-- Start EXTRACTED RECORDS --
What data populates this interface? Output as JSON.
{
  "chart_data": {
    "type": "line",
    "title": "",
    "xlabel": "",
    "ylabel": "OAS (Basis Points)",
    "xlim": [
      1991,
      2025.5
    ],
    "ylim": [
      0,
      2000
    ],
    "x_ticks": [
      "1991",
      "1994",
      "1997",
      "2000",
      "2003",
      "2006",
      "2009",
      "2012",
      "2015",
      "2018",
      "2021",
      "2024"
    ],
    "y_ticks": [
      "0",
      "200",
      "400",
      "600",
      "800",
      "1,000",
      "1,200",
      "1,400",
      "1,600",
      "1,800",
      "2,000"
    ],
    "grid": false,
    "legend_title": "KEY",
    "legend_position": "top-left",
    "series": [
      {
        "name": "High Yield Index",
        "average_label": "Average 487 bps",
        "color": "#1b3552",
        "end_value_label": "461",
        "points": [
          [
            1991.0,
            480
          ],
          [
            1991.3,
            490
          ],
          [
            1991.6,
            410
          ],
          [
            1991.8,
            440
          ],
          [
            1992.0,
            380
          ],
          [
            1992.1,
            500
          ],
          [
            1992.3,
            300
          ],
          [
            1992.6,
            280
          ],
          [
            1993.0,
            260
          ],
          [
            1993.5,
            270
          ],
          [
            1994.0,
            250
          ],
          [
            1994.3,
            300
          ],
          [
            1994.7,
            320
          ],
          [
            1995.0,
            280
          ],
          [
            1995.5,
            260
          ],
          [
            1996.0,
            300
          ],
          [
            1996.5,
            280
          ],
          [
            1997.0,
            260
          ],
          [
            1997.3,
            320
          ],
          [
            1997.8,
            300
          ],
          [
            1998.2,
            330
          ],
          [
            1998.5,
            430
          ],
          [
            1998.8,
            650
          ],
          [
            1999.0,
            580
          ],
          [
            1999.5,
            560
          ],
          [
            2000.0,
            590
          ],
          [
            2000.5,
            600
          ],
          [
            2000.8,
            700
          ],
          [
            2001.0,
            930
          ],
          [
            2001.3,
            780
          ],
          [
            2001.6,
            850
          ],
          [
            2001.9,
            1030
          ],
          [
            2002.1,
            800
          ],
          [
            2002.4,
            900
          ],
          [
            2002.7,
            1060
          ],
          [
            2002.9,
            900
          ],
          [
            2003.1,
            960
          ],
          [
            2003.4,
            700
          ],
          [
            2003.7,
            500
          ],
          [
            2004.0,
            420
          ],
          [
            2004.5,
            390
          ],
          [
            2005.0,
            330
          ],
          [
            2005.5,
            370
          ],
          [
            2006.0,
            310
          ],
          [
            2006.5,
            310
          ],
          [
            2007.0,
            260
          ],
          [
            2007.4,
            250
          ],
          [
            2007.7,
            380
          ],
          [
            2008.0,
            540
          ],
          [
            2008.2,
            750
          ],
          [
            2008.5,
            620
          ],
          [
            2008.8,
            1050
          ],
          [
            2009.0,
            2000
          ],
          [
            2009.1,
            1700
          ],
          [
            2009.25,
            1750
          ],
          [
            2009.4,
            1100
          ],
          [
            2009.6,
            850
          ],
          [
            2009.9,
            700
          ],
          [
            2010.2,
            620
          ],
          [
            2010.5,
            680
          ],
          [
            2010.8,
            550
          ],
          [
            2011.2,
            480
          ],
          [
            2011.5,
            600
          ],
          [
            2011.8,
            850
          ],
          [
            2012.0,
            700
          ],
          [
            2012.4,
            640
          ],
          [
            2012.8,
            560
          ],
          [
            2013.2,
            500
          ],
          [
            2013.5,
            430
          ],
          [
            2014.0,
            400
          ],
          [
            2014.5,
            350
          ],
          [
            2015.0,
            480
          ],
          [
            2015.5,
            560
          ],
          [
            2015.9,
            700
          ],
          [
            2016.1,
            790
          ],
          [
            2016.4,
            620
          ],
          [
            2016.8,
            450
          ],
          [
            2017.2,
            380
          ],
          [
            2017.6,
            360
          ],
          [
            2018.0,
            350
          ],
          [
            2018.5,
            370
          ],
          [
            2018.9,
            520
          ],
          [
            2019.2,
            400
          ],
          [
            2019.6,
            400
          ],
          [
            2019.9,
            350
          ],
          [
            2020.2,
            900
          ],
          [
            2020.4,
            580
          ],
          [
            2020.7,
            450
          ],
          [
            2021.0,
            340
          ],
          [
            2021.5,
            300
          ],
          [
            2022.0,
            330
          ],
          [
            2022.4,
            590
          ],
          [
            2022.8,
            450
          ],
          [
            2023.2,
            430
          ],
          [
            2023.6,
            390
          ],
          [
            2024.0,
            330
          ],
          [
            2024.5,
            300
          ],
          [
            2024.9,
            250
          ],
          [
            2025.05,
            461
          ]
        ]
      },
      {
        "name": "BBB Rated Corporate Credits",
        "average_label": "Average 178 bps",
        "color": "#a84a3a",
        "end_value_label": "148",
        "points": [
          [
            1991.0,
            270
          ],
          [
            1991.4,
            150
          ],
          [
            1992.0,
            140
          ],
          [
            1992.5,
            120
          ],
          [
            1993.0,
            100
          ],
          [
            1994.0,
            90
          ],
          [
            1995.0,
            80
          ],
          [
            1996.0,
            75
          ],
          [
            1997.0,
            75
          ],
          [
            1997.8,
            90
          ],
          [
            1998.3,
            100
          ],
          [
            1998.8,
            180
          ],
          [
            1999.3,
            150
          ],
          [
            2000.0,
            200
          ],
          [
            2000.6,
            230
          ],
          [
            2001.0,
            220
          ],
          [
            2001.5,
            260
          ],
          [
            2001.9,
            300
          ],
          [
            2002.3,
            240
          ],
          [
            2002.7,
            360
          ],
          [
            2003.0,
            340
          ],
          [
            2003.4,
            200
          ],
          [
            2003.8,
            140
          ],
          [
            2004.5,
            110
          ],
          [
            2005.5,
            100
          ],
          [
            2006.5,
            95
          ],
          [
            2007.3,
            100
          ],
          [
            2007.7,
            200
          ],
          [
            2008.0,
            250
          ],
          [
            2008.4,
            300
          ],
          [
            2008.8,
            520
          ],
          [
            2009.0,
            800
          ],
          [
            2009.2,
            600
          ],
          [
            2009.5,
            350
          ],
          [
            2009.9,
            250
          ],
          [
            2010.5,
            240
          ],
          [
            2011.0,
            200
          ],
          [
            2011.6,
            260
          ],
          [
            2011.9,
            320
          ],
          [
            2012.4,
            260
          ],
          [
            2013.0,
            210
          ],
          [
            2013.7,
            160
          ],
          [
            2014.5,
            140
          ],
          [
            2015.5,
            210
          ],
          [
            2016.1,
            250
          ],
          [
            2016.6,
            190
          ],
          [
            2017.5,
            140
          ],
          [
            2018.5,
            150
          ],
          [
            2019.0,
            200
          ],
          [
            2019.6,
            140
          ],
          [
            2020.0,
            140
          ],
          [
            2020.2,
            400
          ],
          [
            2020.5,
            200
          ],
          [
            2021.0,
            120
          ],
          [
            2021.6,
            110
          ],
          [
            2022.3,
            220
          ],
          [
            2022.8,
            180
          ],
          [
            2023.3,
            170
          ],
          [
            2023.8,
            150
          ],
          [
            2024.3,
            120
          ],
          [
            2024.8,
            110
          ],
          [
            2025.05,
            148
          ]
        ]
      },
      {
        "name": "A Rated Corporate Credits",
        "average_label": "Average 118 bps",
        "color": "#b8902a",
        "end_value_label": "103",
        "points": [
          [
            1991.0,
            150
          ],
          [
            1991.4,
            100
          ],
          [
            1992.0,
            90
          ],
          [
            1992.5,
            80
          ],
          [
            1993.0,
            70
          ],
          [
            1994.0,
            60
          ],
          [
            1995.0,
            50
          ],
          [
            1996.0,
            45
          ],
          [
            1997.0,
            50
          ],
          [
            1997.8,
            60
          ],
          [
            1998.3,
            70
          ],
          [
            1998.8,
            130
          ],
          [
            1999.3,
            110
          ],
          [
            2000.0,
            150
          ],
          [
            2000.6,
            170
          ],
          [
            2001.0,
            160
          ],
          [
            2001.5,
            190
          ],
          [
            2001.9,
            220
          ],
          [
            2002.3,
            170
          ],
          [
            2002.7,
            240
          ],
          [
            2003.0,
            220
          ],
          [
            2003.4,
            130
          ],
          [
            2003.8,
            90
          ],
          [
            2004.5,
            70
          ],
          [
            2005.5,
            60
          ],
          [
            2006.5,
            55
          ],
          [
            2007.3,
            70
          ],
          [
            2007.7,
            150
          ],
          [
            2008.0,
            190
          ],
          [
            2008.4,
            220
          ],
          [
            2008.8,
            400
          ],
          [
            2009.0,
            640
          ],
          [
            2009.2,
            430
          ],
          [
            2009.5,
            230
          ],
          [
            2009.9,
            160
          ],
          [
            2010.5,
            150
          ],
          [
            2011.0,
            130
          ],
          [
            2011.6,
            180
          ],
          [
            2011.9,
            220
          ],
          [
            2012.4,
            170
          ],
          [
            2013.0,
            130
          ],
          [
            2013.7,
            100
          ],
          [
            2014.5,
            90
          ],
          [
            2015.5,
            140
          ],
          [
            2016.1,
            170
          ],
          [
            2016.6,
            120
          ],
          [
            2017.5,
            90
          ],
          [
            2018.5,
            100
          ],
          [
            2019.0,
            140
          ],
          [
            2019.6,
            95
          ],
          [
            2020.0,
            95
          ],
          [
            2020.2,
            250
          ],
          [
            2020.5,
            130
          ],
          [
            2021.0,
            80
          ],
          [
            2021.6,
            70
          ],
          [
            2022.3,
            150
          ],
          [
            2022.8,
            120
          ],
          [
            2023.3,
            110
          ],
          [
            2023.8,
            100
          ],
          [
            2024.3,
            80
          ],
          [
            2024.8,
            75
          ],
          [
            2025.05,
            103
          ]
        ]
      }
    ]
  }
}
-- End EXTRACTED RECORDS --
Only a number is wanted: how many lines contain the word "Rated"?

2